== Instructions for the task ==
Where a line contains the word "CIBILL", copy that line in full.

== Records to process ==
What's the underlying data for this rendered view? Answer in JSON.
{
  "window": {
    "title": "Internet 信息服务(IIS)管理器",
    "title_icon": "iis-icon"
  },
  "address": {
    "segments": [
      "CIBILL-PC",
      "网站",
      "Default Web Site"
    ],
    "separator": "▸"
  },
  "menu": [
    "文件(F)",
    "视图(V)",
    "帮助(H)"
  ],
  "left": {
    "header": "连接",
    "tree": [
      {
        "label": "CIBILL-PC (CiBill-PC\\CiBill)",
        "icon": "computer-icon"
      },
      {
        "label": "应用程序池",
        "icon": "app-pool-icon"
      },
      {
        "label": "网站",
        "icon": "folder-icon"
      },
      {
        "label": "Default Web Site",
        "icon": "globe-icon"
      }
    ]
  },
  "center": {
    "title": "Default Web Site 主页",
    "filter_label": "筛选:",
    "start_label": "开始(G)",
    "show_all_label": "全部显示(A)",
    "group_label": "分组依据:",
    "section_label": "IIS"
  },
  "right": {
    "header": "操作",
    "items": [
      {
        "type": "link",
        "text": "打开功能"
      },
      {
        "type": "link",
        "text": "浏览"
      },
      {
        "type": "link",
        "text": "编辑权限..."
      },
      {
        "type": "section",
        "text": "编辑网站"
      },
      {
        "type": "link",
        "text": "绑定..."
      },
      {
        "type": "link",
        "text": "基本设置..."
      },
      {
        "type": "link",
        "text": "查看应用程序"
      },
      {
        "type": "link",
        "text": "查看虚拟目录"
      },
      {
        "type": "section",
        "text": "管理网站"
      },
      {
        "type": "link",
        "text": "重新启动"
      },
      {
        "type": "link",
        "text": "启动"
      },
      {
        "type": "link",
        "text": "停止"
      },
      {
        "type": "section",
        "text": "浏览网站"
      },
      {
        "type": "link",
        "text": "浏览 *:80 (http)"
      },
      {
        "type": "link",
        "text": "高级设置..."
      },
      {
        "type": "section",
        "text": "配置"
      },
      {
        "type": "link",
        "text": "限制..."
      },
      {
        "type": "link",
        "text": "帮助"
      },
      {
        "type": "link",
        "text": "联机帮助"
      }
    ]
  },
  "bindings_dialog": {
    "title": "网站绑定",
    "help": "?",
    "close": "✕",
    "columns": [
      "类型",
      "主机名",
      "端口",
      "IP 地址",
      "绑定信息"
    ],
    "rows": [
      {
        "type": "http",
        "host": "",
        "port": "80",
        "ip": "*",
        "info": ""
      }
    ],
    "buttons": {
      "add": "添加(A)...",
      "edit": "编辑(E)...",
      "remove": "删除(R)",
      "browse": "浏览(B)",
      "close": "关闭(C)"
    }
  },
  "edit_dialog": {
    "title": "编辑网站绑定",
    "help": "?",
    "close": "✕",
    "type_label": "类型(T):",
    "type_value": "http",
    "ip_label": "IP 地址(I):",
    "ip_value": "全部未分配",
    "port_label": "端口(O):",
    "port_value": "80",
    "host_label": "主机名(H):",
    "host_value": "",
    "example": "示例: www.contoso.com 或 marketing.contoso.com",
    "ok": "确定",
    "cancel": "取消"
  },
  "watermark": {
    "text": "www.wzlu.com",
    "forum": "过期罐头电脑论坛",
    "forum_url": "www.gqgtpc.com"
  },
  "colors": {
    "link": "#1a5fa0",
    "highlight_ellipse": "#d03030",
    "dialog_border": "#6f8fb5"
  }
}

== Response to the task ==
      "CIBILL-PC",
        "label": "CIBILL-PC (CiBill-PC\\CiBill)",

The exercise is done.